Exercise inputs:
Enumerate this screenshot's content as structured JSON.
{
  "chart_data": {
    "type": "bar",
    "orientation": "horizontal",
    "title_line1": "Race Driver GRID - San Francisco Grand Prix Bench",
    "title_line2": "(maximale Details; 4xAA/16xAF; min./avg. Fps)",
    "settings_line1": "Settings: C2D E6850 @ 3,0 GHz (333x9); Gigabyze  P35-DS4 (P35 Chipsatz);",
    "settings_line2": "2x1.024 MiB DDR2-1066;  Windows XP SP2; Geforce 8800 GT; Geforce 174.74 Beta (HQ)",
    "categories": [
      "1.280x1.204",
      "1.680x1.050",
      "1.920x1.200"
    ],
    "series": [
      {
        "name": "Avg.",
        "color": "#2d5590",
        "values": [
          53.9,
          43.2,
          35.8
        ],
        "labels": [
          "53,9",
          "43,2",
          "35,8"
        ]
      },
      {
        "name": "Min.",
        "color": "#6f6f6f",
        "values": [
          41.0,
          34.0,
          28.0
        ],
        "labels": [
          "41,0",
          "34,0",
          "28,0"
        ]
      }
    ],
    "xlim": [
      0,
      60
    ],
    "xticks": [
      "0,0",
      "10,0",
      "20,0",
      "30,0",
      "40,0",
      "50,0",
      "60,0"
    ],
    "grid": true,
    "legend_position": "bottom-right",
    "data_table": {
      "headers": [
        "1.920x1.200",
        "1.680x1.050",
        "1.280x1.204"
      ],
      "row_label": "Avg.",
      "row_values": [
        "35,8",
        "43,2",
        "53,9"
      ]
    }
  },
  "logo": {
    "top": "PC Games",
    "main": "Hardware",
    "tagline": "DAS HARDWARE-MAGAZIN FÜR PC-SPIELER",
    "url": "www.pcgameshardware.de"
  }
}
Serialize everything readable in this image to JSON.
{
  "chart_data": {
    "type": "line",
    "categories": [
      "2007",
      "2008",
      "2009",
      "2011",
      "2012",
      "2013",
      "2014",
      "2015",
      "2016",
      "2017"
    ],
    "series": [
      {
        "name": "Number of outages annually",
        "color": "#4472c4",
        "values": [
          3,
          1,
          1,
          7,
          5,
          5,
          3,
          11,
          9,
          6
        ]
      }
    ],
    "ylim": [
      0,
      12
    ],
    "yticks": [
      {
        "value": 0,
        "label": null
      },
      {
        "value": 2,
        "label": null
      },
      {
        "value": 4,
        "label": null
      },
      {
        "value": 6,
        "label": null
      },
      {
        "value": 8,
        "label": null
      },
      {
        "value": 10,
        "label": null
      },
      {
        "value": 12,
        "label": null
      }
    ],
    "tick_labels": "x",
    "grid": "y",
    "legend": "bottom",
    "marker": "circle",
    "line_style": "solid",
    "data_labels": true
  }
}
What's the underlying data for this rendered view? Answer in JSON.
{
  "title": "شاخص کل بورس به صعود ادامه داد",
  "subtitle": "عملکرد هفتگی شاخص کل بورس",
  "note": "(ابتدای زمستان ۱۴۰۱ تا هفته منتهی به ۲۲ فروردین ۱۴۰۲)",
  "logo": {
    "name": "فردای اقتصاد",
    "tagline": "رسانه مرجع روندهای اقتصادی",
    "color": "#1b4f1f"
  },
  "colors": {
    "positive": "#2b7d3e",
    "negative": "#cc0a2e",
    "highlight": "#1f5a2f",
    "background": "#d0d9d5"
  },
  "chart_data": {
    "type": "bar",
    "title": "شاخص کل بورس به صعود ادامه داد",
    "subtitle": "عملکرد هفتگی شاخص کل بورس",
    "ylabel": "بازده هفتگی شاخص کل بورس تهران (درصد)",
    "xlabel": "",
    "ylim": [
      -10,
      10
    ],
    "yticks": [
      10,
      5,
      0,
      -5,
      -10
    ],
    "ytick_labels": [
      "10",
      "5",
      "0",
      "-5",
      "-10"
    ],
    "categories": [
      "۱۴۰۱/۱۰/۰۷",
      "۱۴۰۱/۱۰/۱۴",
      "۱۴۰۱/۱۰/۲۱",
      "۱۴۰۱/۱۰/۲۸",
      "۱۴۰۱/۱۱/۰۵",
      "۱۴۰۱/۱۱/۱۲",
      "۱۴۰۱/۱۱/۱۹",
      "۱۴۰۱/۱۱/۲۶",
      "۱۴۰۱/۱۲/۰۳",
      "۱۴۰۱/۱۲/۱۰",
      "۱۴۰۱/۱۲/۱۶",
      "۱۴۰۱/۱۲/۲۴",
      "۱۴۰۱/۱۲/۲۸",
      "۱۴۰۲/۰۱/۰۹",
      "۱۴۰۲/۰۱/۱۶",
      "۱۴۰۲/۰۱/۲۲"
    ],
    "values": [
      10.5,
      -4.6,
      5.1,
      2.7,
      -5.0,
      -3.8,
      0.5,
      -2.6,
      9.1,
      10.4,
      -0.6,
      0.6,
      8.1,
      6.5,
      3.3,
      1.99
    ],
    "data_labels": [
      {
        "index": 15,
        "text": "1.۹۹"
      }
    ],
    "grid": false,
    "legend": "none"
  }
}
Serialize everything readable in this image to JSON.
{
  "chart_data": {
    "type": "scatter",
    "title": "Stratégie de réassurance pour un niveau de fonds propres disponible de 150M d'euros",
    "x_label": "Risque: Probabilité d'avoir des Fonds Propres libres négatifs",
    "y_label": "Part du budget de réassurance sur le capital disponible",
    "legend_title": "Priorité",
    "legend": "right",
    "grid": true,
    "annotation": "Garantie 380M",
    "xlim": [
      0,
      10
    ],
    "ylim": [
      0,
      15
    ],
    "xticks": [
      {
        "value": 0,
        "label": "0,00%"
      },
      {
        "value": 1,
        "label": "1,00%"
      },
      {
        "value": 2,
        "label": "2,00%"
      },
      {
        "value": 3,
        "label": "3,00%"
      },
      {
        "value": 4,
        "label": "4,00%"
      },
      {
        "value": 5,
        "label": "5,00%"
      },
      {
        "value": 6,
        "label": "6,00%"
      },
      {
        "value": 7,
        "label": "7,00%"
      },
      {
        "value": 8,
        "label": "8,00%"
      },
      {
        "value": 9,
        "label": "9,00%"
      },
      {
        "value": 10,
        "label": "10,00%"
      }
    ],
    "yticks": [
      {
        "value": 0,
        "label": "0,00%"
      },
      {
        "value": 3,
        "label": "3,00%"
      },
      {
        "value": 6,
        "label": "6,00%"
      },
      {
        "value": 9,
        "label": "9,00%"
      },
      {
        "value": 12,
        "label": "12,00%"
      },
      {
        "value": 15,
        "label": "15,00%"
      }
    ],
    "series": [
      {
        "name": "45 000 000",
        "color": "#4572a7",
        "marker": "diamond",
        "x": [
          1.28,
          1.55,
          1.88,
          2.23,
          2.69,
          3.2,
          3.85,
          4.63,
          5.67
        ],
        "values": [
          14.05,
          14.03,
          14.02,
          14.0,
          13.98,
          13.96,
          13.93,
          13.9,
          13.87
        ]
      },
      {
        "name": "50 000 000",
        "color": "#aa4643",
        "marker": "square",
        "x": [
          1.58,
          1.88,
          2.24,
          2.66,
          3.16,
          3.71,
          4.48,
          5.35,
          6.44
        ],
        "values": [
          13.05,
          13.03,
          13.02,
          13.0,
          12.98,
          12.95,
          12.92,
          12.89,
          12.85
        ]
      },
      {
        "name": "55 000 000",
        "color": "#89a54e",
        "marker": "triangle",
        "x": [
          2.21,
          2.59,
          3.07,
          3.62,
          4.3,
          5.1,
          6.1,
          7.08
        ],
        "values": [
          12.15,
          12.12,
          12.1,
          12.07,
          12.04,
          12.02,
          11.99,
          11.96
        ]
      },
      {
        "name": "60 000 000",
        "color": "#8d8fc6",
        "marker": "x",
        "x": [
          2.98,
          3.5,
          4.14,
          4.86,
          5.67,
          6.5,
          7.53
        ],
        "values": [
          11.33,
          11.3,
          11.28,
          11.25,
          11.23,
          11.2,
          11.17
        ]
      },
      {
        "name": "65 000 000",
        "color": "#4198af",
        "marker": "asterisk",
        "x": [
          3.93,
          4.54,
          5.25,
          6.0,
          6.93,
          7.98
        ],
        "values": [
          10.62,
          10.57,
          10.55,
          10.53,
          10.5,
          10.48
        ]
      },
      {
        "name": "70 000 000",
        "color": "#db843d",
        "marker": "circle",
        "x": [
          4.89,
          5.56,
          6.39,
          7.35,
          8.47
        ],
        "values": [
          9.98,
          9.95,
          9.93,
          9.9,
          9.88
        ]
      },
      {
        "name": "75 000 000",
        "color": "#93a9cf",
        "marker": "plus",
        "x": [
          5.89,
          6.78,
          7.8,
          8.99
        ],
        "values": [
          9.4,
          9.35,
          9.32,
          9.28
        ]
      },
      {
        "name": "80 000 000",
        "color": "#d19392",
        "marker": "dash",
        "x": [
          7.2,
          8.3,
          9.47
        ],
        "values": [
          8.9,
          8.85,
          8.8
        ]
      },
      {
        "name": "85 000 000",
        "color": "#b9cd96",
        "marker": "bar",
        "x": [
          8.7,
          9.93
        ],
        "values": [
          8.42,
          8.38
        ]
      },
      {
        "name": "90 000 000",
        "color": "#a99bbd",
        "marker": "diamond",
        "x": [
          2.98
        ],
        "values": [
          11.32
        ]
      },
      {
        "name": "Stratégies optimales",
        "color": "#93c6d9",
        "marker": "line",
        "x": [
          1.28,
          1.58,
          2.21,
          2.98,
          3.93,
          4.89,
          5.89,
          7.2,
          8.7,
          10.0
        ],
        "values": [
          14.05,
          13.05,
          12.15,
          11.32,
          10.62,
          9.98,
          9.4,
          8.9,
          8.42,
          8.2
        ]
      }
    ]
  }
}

Objective: Go through the material line by line. Show each line that contains the string "this".

Reply to the task:
Enumerate this screenshot's content as structured JSON.
Serialize everything readable in this image to JSON.
What's the underlying data for this rendered view? Answer in JSON.
Serialize everything readable in this image to JSON.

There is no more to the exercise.